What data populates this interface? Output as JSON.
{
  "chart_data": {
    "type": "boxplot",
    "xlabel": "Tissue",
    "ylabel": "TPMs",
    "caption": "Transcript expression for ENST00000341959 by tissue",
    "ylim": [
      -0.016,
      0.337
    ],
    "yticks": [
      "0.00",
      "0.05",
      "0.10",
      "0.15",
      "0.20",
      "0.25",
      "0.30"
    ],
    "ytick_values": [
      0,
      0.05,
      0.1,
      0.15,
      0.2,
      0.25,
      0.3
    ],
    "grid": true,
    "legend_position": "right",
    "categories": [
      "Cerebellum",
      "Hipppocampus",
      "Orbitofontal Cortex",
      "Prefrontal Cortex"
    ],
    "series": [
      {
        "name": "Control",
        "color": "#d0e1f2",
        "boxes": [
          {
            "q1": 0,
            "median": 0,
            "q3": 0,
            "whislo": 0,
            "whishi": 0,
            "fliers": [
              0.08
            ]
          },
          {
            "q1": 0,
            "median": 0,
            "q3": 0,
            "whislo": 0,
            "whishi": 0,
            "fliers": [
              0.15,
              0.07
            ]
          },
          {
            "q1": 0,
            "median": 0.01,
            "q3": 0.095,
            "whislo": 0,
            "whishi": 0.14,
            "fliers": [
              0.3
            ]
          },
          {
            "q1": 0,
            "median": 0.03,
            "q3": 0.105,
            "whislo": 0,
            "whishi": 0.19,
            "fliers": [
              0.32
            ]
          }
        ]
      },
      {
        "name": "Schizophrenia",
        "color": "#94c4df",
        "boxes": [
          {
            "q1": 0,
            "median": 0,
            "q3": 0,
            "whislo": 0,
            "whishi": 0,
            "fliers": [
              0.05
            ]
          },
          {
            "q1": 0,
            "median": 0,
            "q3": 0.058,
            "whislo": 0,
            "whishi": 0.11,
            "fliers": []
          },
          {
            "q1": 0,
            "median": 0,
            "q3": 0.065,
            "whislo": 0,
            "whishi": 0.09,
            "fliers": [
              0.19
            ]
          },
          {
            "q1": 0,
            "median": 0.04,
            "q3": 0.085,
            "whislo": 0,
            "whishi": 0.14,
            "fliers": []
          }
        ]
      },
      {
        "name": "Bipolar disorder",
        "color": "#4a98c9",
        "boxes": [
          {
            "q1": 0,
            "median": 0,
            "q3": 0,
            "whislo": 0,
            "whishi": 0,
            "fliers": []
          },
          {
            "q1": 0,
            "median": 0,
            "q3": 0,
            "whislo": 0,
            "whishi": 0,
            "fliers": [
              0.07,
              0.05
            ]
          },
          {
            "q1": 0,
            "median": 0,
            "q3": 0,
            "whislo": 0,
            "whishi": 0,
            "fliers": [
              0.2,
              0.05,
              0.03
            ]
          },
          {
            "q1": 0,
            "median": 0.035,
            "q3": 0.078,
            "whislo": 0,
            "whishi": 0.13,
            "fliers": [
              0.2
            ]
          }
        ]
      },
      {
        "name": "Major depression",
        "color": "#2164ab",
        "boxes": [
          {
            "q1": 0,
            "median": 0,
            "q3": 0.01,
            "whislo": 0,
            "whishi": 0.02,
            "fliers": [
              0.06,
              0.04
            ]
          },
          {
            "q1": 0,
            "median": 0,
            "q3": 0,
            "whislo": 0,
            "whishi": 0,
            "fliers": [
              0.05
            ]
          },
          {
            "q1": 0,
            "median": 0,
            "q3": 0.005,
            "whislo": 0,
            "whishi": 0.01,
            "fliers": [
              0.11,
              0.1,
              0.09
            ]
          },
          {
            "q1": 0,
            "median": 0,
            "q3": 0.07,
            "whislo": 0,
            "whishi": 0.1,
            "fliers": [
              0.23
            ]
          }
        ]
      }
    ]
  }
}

☆ ☆ ☆ ☆ ☆ ☆ ☆

• [Description of the task] Produce an exact copy of the whole listing.

• [Final answer]
What data populates this interface? Output as JSON.
{
  "chart_data": {
    "type": "boxplot",
    "xlabel": "Tissue",
    "ylabel": "TPMs",
    "caption": "Transcript expression for ENST00000341959 by tissue",
    "ylim": [
      -0.016,
      0.337
    ],
    "yticks": [
      "0.00",
      "0.05",
      "0.10",
      "0.15",
      "0.20",
      "0.25",
      "0.30"
    ],
    "ytick_values": [
      0,
      0.05,
      0.1,
      0.15,
      0.2,
      0.25,
      0.3
    ],
    "grid": true,
    "legend_position": "right",
    "categories": [
      "Cerebellum",
      "Hipppocampus",
      "Orbitofontal Cortex",
      "Prefrontal Cortex"
    ],
    "series": [
      {
        "name": "Control",
        "color": "#d0e1f2",
        "boxes": [
          {
            "q1": 0,
            "median": 0,
            "q3": 0,
            "whislo": 0,
            "whishi": 0,
            "fliers": [
              0.08
            ]
          },
          {
            "q1": 0,
            "median": 0,
            "q3": 0,
            "whislo": 0,
            "whishi": 0,
            "fliers": [
              0.15,
              0.07
            ]
          },
          {
            "q1": 0,
            "median": 0.01,
            "q3": 0.095,
            "whislo": 0,
            "whishi": 0.14,
            "fliers": [
              0.3
            ]
          },
          {
            "q1": 0,
            "median": 0.03,
            "q3": 0.105,
            "whislo": 0,
            "whishi": 0.19,
            "fliers": [
              0.32
            ]
          }
        ]
      },
      {
        "name": "Schizophrenia",
        "color": "#94c4df",
        "boxes": [
          {
            "q1": 0,
            "median": 0,
            "q3": 0,
            "whislo": 0,
            "whishi": 0,
            "fliers": [
              0.05
            ]
          },
          {
            "q1": 0,
            "median": 0,
            "q3": 0.058,
            "whislo": 0,
            "whishi": 0.11,
            "fliers": []
          },
          {
            "q1": 0,
            "median": 0,
            "q3": 0.065,
            "whislo": 0,
            "whishi": 0.09,
            "fliers": [
              0.19
            ]
          },
          {
            "q1": 0,
            "median": 0.04,
            "q3": 0.085,
            "whislo": 0,
            "whishi": 0.14,
            "fliers": []
          }
        ]
      },
      {
        "name": "Bipolar disorder",
        "color": "#4a98c9",
        "boxes": [
          {
            "q1": 0,
            "median": 0,
            "q3": 0,
            "whislo": 0,
            "whishi": 0,
            "fliers": []
          },
          {
            "q1": 0,
            "median": 0,
            "q3": 0,
            "whislo": 0,
            "whishi": 0,
            "fliers": [
              0.07,
              0.05
            ]
          },
          {
            "q1": 0,
            "median": 0,
            "q3": 0,
            "whislo": 0,
            "whishi": 0,
            "fliers": [
              0.2,
              0.05,
              0.03
            ]
          },
          {
            "q1": 0,
            "median": 0.035,
            "q3": 0.078,
            "whislo": 0,
            "whishi": 0.13,
            "fliers": [
              0.2
            ]
          }
        ]
      },
      {
        "name": "Major depression",
        "color": "#2164ab",
        "boxes": [
          {
            "q1": 0,
            "median": 0,
            "q3": 0.01,
            "whislo": 0,
            "whishi": 0.02,
            "fliers": [
              0.06,
              0.04
            ]
          },
          {
            "q1": 0,
            "median": 0,
            "q3": 0,
            "whislo": 0,
            "whishi": 0,
            "fliers": [
              0.05
            ]
          },
          {
            "q1": 0,
            "median": 0,
            "q3": 0.005,
            "whislo": 0,
            "whishi": 0.01,
            "fliers": [
              0.11,
              0.1,
              0.09
            ]
          },
          {
            "q1": 0,
            "median": 0,
            "q3": 0.07,
            "whislo": 0,
            "whishi": 0.1,
            "fliers": [
              0.23
            ]
          }
        ]
      }
    ]
  }
}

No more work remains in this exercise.